REQUIRED WORK - The entries below should be transcribed in their entirety, exactly as written.

RECORDED INFORMATION -
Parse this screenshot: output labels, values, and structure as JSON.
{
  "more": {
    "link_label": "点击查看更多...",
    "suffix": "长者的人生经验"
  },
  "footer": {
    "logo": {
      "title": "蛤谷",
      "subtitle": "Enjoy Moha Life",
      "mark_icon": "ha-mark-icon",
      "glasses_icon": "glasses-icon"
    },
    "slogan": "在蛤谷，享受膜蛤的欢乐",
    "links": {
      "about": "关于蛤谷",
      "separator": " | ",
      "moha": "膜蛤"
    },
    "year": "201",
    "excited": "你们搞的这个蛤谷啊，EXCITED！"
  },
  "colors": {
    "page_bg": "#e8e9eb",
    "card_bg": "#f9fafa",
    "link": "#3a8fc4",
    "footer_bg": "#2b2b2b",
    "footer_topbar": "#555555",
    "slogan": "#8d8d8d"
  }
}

FINISHED TASK -
Parse this screenshot: output labels, values, and structure as JSON.
{
  "more": {
    "link_label": "点击查看更多...",
    "suffix": "长者的人生经验"
  },
  "footer": {
    "logo": {
      "title": "蛤谷",
      "subtitle": "Enjoy Moha Life",
      "mark_icon": "ha-mark-icon",
      "glasses_icon": "glasses-icon"
    },
    "slogan": "在蛤谷，享受膜蛤的欢乐",
    "links": {
      "about": "关于蛤谷",
      "separator": " | ",
      "moha": "膜蛤"
    },
    "year": "201",
    "excited": "你们搞的这个蛤谷啊，EXCITED！"
  },
  "colors": {
    "page_bg": "#e8e9eb",
    "card_bg": "#f9fafa",
    "link": "#3a8fc4",
    "footer_bg": "#2b2b2b",
    "footer_topbar": "#555555",
    "slogan": "#8d8d8d"
  }
}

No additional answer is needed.